### Task brief:
Pictures do not belong in the copy; transcribe everything else in the records exactly.

START Material for the task

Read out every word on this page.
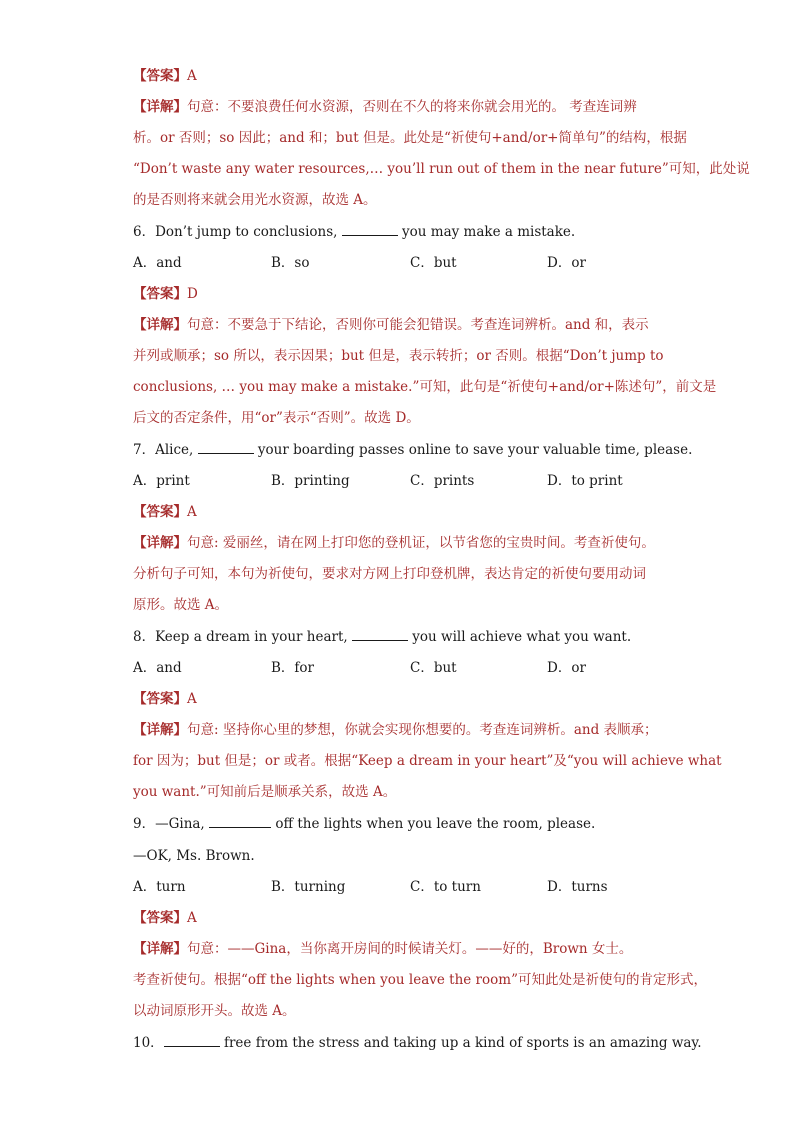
【答案】A
【详解】句意：不要浪费任何水资源，否则在不久的将来你就会用光的。 考查连词辨
析。or 否则；so 因此；and 和；but 但是。此处是“祈使句+and/or+简单句”的结构，根据
“Don’t waste any water resources,… you’ll run out of them in the near future”可知，此处说
的是否则将来就会用光水资源，故选 A。
6．Don’t jump to conclusions,	you may make a mistake.
A．and	B．so	C．but	D．or
【答案】D
【详解】句意：不要急于下结论，否则你可能会犯错误。考查连词辨析。and 和，表示
并列或顺承；so 所以，表示因果；but 但是，表示转折；or 否则。根据“Don’t jump to
conclusions, … you may make a mistake.”可知，此句是“祈使句+and/or+陈述句”，前文是
后文的否定条件，用“or”表示“否则”。故选 D。
7．Alice,	your boarding passes online to save your valuable time, please.
A．print	B．printing	C．prints	D．to print
【答案】A
【详解】句意: 爱丽丝，请在网上打印您的登机证，以节省您的宝贵时间。考查祈使句。
分析句子可知，本句为祈使句，要求对方网上打印登机牌，表达肯定的祈使句要用动词
原形。故选 A。
8．Keep a dream in your heart,	you will achieve what you want.
A．and	B．for	C．but	D．or
【答案】A
【详解】句意: 坚持你心里的梦想，你就会实现你想要的。考查连词辨析。and 表顺承；
for 因为；but 但是；or 或者。根据“Keep a dream in your heart”及“you will achieve what
you want.”可知前后是顺承关系，故选 A。
9．—Gina,	off the lights when you leave the room, please.
—OK, Ms. Brown.
A．turn	B．turning	C．to turn	D．turns
【答案】A
【详解】句意：——Gina，当你离开房间的时候请关灯。——好的，Brown 女士。
考查祈使句。根据“off the lights when you leave the room”可知此处是祈使句的肯定形式，
以动词原形开头。故选 A。
10．	free from the stress and taking up a kind of sports is an amazing way.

END Material for the task

### Written reply:
Read out every word on this page.
【答案】A
【详解】句意：不要浪费任何水资源，否则在不久的将来你就会用光的。 考查连词辨
析。or 否则；so 因此；and 和；but 但是。此处是“祈使句+and/or+简单句”的结构，根据
“Don’t waste any water resources,… you’ll run out of them in the near future”可知，此处说
的是否则将来就会用光水资源，故选 A。
6．Don’t jump to conclusions,	you may make a mistake.
A．and	B．so	C．but	D．or
【答案】D
【详解】句意：不要急于下结论，否则你可能会犯错误。考查连词辨析。and 和，表示
并列或顺承；so 所以，表示因果；but 但是，表示转折；or 否则。根据“Don’t jump to
conclusions, … you may make a mistake.”可知，此句是“祈使句+and/or+陈述句”，前文是
后文的否定条件，用“or”表示“否则”。故选 D。
7．Alice,	your boarding passes online to save your valuable time, please.
A．print	B．printing	C．prints	D．to print
【答案】A
【详解】句意: 爱丽丝，请在网上打印您的登机证，以节省您的宝贵时间。考查祈使句。
分析句子可知，本句为祈使句，要求对方网上打印登机牌，表达肯定的祈使句要用动词
原形。故选 A。
8．Keep a dream in your heart,	you will achieve what you want.
A．and	B．for	C．but	D．or
【答案】A
【详解】句意: 坚持你心里的梦想，你就会实现你想要的。考查连词辨析。and 表顺承；
for 因为；but 但是；or 或者。根据“Keep a dream in your heart”及“you will achieve what
you want.”可知前后是顺承关系，故选 A。
9．—Gina,	off the lights when you leave the room, please.
—OK, Ms. Brown.
A．turn	B．turning	C．to turn	D．turns
【答案】A
【详解】句意：——Gina，当你离开房间的时候请关灯。——好的，Brown 女士。
考查祈使句。根据“off the lights when you leave the room”可知此处是祈使句的肯定形式，
以动词原形开头。故选 A。
10．	free from the stress and taking up a kind of sports is an amazing way.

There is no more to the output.